* Begin Available records *

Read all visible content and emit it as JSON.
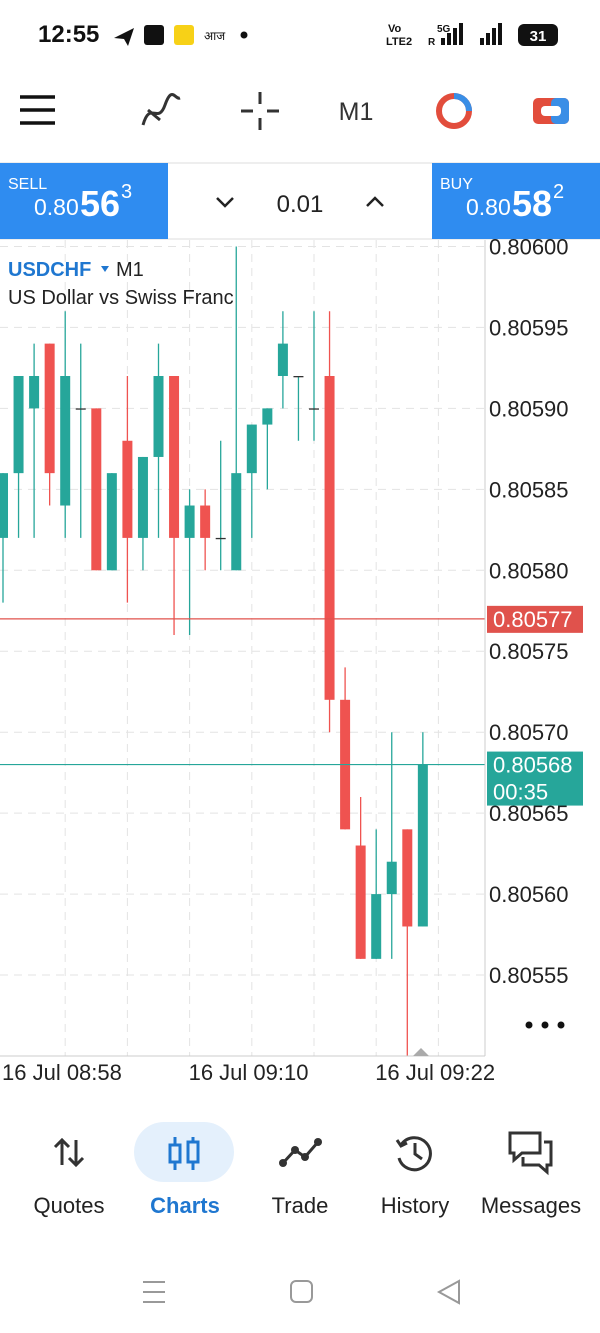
{
  "status_bar": {
    "time": "12:55",
    "network_a": "Vo",
    "network_b": "LTE2",
    "network_c": "5G",
    "network_d": "R",
    "battery": "31"
  },
  "toolbar": {
    "timeframe": "M1"
  },
  "trade_panel": {
    "sell_label": "SELL",
    "sell_prefix": "0.80",
    "sell_big": "56",
    "sell_sup": "3",
    "volume": "0.01",
    "buy_label": "BUY",
    "buy_prefix": "0.80",
    "buy_big": "58",
    "buy_sup": "2"
  },
  "chart_data": {
    "type": "candlestick",
    "symbol": "USDCHF",
    "timeframe": "M1",
    "description": "US Dollar vs Swiss Franc",
    "x": [
      "16 Jul 08:58",
      null,
      null,
      null,
      null,
      null,
      null,
      null,
      null,
      null,
      null,
      null,
      "16 Jul 09:10",
      null,
      null,
      null,
      null,
      null,
      null,
      null,
      null,
      null,
      null,
      null,
      "16 Jul 09:22",
      null,
      null,
      null
    ],
    "open": [
      0.80582,
      0.80586,
      0.8059,
      0.80594,
      0.80584,
      0.8059,
      0.8059,
      0.8058,
      0.80588,
      0.80582,
      0.80587,
      0.80592,
      0.80582,
      0.80584,
      0.80582,
      0.8058,
      0.80586,
      0.80589,
      0.80592,
      0.80592,
      0.8059,
      0.80592,
      0.80572,
      0.80563,
      0.80556,
      0.8056,
      0.80564,
      0.80558
    ],
    "high": [
      0.80586,
      0.80592,
      0.80594,
      0.80594,
      0.80596,
      0.80594,
      0.8059,
      0.80586,
      0.80592,
      0.80587,
      0.80594,
      0.80592,
      0.80585,
      0.80585,
      0.80588,
      0.806,
      0.80589,
      0.8059,
      0.80596,
      0.80592,
      0.80596,
      0.80596,
      0.80574,
      0.80566,
      0.80564,
      0.8057,
      0.80564,
      0.8057
    ],
    "low": [
      0.80578,
      0.80582,
      0.80582,
      0.80584,
      0.80582,
      0.80582,
      0.8058,
      0.8058,
      0.80578,
      0.8058,
      0.80582,
      0.80576,
      0.80576,
      0.8058,
      0.8058,
      0.8058,
      0.80582,
      0.80585,
      0.8059,
      0.80588,
      0.80588,
      0.8057,
      0.80564,
      0.80556,
      0.80556,
      0.80556,
      0.8055,
      0.80558
    ],
    "close": [
      0.80586,
      0.80592,
      0.80592,
      0.80586,
      0.80592,
      0.8059,
      0.8058,
      0.80586,
      0.80582,
      0.80587,
      0.80592,
      0.80582,
      0.80584,
      0.80582,
      0.80582,
      0.80586,
      0.80589,
      0.8059,
      0.80594,
      0.80592,
      0.8059,
      0.80572,
      0.80564,
      0.80556,
      0.8056,
      0.80562,
      0.80558,
      0.80568
    ],
    "up_color": "#26a69a",
    "down_color": "#ef5350",
    "ylim": [
      0.8055,
      0.806004
    ],
    "yticks": [
      {
        "value": 0.806,
        "label": "0.80600"
      },
      0.80595,
      {
        "value": 0.8059,
        "label": "0.80590"
      },
      0.80585,
      {
        "value": 0.8058,
        "label": "0.80580"
      },
      0.80575,
      {
        "value": 0.8057,
        "label": "0.80570"
      },
      0.80565,
      {
        "value": 0.8056,
        "label": "0.80560"
      },
      0.80555
    ],
    "grid": true,
    "price_lines": [
      {
        "value": 0.80577,
        "color": "#e0524c"
      },
      {
        "value": 0.80568,
        "countdown": "00:35",
        "color": "#26a69a"
      }
    ]
  },
  "bottom_nav": [
    "Quotes",
    "Charts",
    "Trade",
    "History",
    "Messages"
  ]
}
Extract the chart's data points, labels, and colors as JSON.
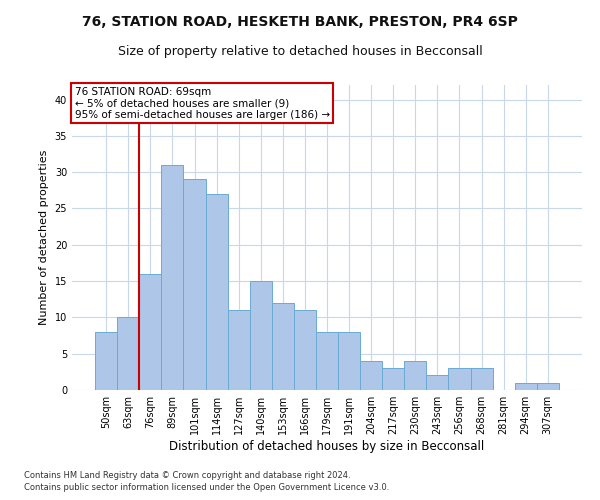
{
  "title1": "76, STATION ROAD, HESKETH BANK, PRESTON, PR4 6SP",
  "title2": "Size of property relative to detached houses in Becconsall",
  "xlabel": "Distribution of detached houses by size in Becconsall",
  "ylabel": "Number of detached properties",
  "categories": [
    "50sqm",
    "63sqm",
    "76sqm",
    "89sqm",
    "101sqm",
    "114sqm",
    "127sqm",
    "140sqm",
    "153sqm",
    "166sqm",
    "179sqm",
    "191sqm",
    "204sqm",
    "217sqm",
    "230sqm",
    "243sqm",
    "256sqm",
    "268sqm",
    "281sqm",
    "294sqm",
    "307sqm"
  ],
  "values": [
    8,
    10,
    16,
    31,
    29,
    27,
    11,
    15,
    12,
    11,
    8,
    8,
    4,
    3,
    4,
    2,
    3,
    3,
    0,
    1,
    1
  ],
  "bar_color": "#aec6e8",
  "bar_edge_color": "#6aaad4",
  "vline_x": 1.5,
  "vline_color": "#cc0000",
  "annotation_text": "76 STATION ROAD: 69sqm\n← 5% of detached houses are smaller (9)\n95% of semi-detached houses are larger (186) →",
  "annotation_box_color": "#ffffff",
  "annotation_box_edgecolor": "#cc0000",
  "ylim": [
    0,
    42
  ],
  "yticks": [
    0,
    5,
    10,
    15,
    20,
    25,
    30,
    35,
    40
  ],
  "footer1": "Contains HM Land Registry data © Crown copyright and database right 2024.",
  "footer2": "Contains public sector information licensed under the Open Government Licence v3.0.",
  "bg_color": "#ffffff",
  "grid_color": "#c8d8e8",
  "title1_fontsize": 10,
  "title2_fontsize": 9,
  "tick_fontsize": 7,
  "ylabel_fontsize": 8,
  "xlabel_fontsize": 8.5,
  "footer_fontsize": 6,
  "ann_fontsize": 7.5
}
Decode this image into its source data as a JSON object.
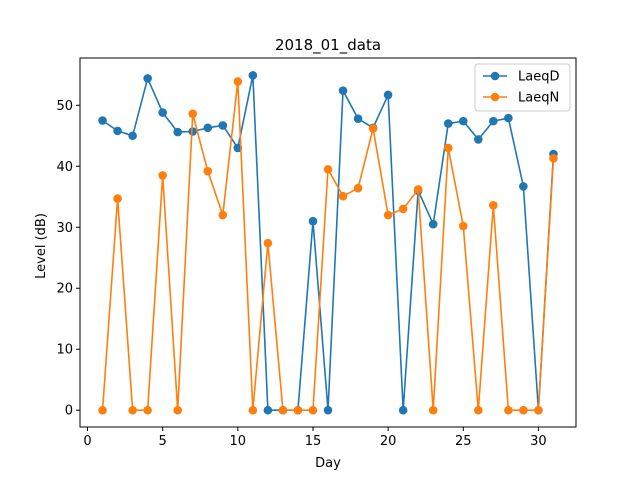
{
  "chart_data": {
    "type": "line",
    "title": "2018_01_data",
    "xlabel": "Day",
    "ylabel": "Level (dB)",
    "xlim": [
      -0.5,
      32.5
    ],
    "ylim": [
      -2.75,
      57.75
    ],
    "xticks": [
      0,
      5,
      10,
      15,
      20,
      25,
      30
    ],
    "yticks": [
      0,
      10,
      20,
      30,
      40,
      50
    ],
    "grid": false,
    "legend_position": "top-right",
    "x": [
      1,
      2,
      3,
      4,
      5,
      6,
      7,
      8,
      9,
      10,
      11,
      12,
      13,
      14,
      15,
      16,
      17,
      18,
      19,
      20,
      21,
      22,
      23,
      24,
      25,
      26,
      27,
      28,
      29,
      30,
      31
    ],
    "series": [
      {
        "name": "LaeqD",
        "color": "#1f77b4",
        "marker": "circle",
        "values": [
          47.5,
          45.8,
          45.0,
          54.4,
          48.8,
          45.6,
          45.7,
          46.3,
          46.7,
          43.0,
          54.9,
          0,
          0,
          0,
          31.0,
          0,
          52.4,
          47.8,
          46.3,
          51.7,
          0,
          36.0,
          30.5,
          47.0,
          47.4,
          44.4,
          47.4,
          47.9,
          36.7,
          0,
          42.0
        ]
      },
      {
        "name": "LaeqN",
        "color": "#ff7f0e",
        "marker": "circle",
        "values": [
          0,
          34.7,
          0,
          0,
          38.5,
          0,
          48.6,
          39.2,
          32.0,
          53.9,
          0,
          27.4,
          0,
          0,
          0,
          39.5,
          35.1,
          36.4,
          46.2,
          32.0,
          33.0,
          36.2,
          0,
          43.0,
          30.2,
          0,
          33.6,
          0,
          0,
          0,
          41.3
        ]
      }
    ]
  }
}
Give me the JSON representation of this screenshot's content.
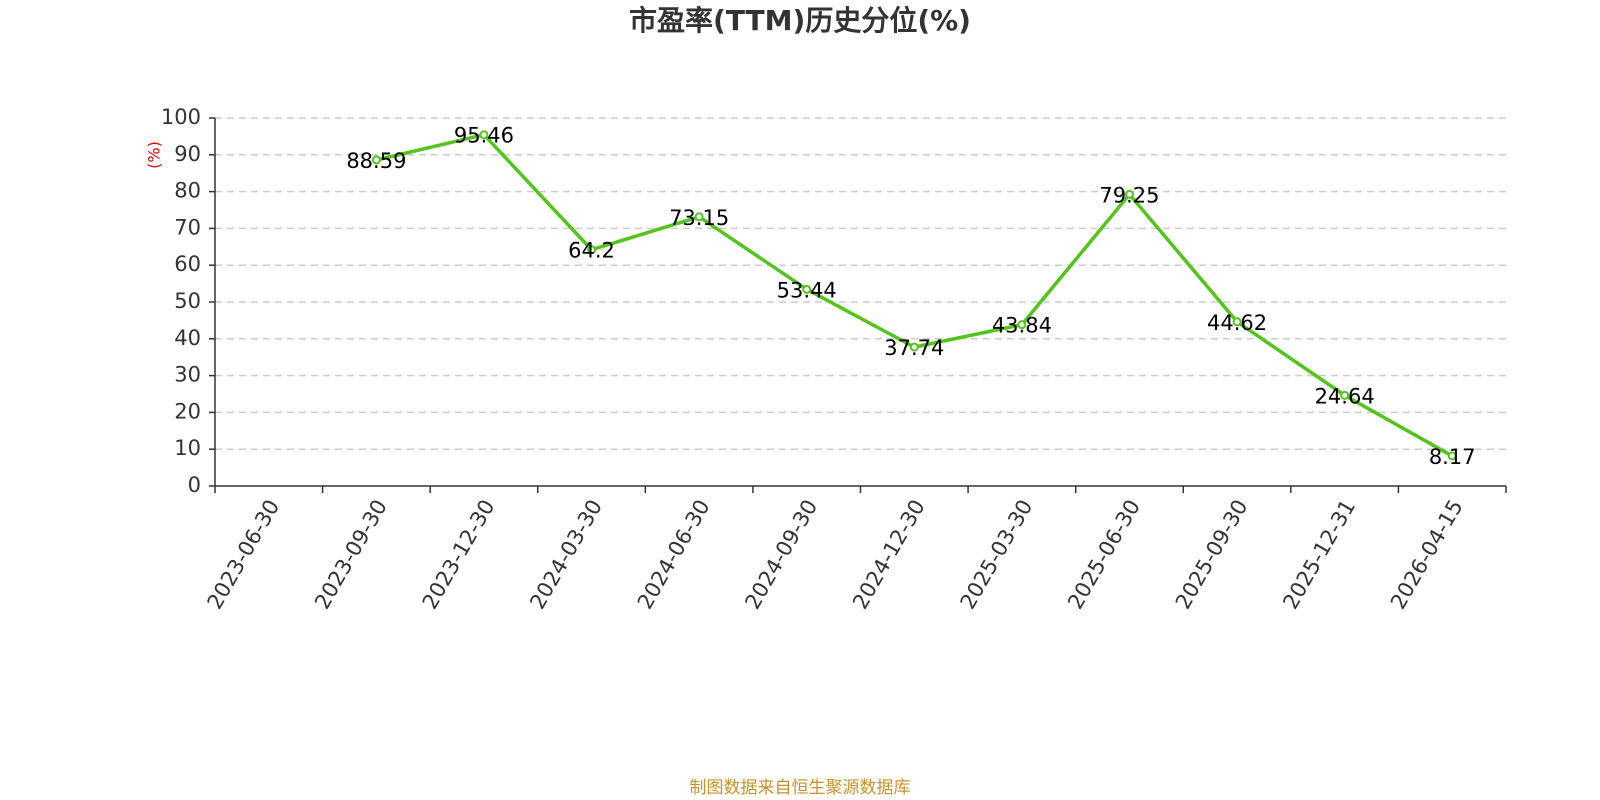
{
  "chart_data": {
    "type": "line",
    "title": "市盈率(TTM)历史分位(%)",
    "y_label": "(%)",
    "source": "制图数据来自恒生聚源数据库",
    "categories": [
      "2023-06-30",
      "2023-09-30",
      "2023-12-30",
      "2024-03-30",
      "2024-06-30",
      "2024-09-30",
      "2024-12-30",
      "2025-03-30",
      "2025-06-30",
      "2025-09-30",
      "2025-12-31",
      "2026-04-15"
    ],
    "values": [
      null,
      88.59,
      95.46,
      64.2,
      73.15,
      53.44,
      37.74,
      43.84,
      79.25,
      44.62,
      24.64,
      8.17
    ],
    "color": "#52c41a",
    "ylim": [
      0,
      100
    ],
    "yticks": [
      0,
      10,
      20,
      30,
      40,
      50,
      60,
      70,
      80,
      90,
      100
    ],
    "grid": true
  }
}
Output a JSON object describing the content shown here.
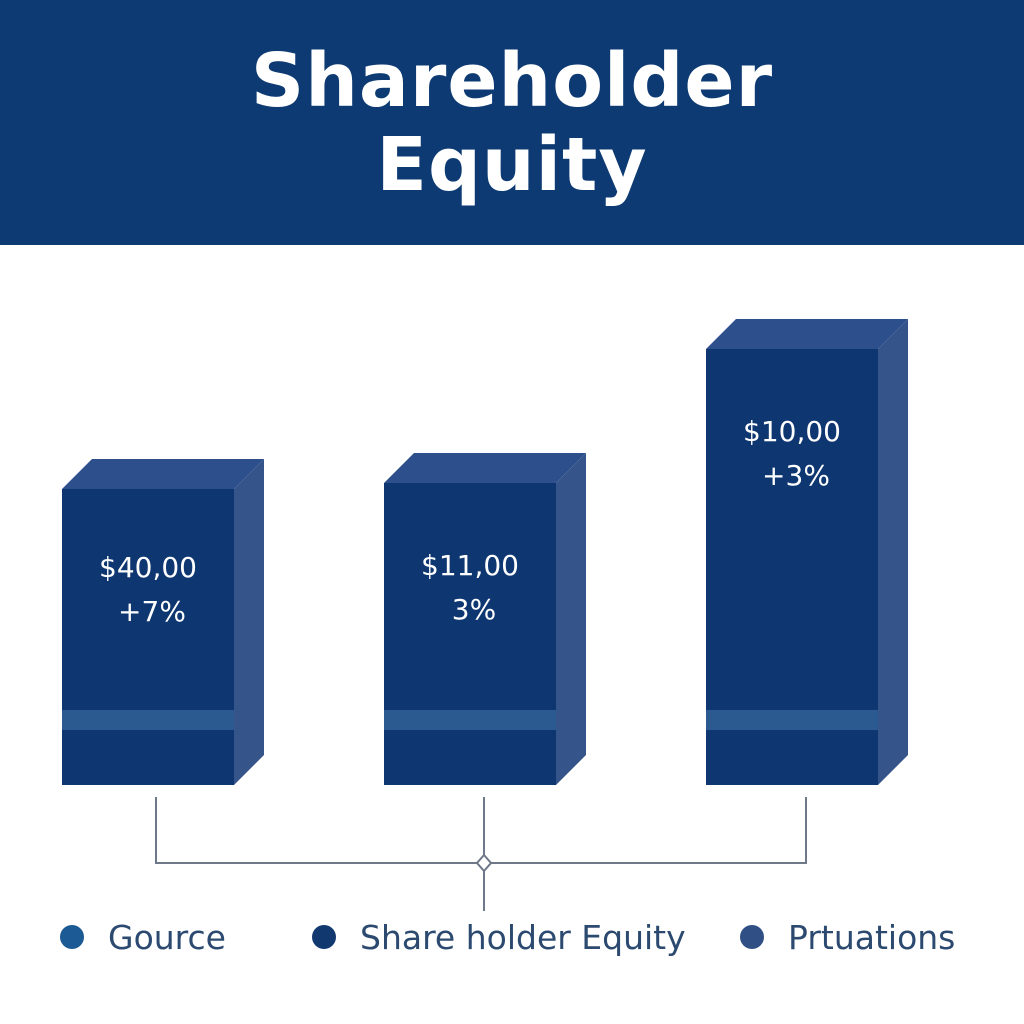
{
  "header": {
    "title": "Shareholder Equity"
  },
  "colors": {
    "header_bg": "#0d3a72",
    "bar_front": "#0e3670",
    "bar_side": "#34548a",
    "bar_top": "#2d4f8c",
    "bar_band": "#2b5a91",
    "connector": "#6e7888"
  },
  "chart_data": {
    "type": "bar",
    "categories": [
      "",
      "",
      ""
    ],
    "series": [
      {
        "values": [
          40.0,
          11.0,
          10.0
        ]
      }
    ],
    "data_labels": [
      {
        "value": "$40,00",
        "change": "+7%"
      },
      {
        "value": "$11,00",
        "change": "3%"
      },
      {
        "value": "$10,00",
        "change": "+3%"
      }
    ],
    "legend": {
      "position": "bottom",
      "items": [
        {
          "label": "Gource",
          "color": "#1b5a94"
        },
        {
          "label": "Share holder Equity",
          "color": "#11386f"
        },
        {
          "label": "Prtuations",
          "color": "#2f4f85"
        }
      ]
    },
    "title": "Shareholder Equity",
    "xlabel": "",
    "ylabel": "",
    "grid": false
  }
}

* End Available records *

▸ Aim
Please copy exactly the lines from the one containing "Output a JSON" through the last line of the records above, both included, and leave out any pictures.

▸ Exercise result
Output a JSON object describing the content shown here.
{
  "header": {
    "title": "Shareholder Equity"
  },
  "colors": {
    "header_bg": "#0d3a72",
    "bar_front": "#0e3670",
    "bar_side": "#34548a",
    "bar_top": "#2d4f8c",
    "bar_band": "#2b5a91",
    "connector": "#6e7888"
  },
  "chart_data": {
    "type": "bar",
    "categories": [
      "",
      "",
      ""
    ],
    "series": [
      {
        "values": [
          40.0,
          11.0,
          10.0
        ]
      }
    ],
    "data_labels": [
      {
        "value": "$40,00",
        "change": "+7%"
      },
      {
        "value": "$11,00",
        "change": "3%"
      },
      {
        "value": "$10,00",
        "change": "+3%"
      }
    ],
    "legend": {
      "position": "bottom",
      "items": [
        {
          "label": "Gource",
          "color": "#1b5a94"
        },
        {
          "label": "Share holder Equity",
          "color": "#11386f"
        },
        {
          "label": "Prtuations",
          "color": "#2f4f85"
        }
      ]
    },
    "title": "Shareholder Equity",
    "xlabel": "",
    "ylabel": "",
    "grid": false
  }
}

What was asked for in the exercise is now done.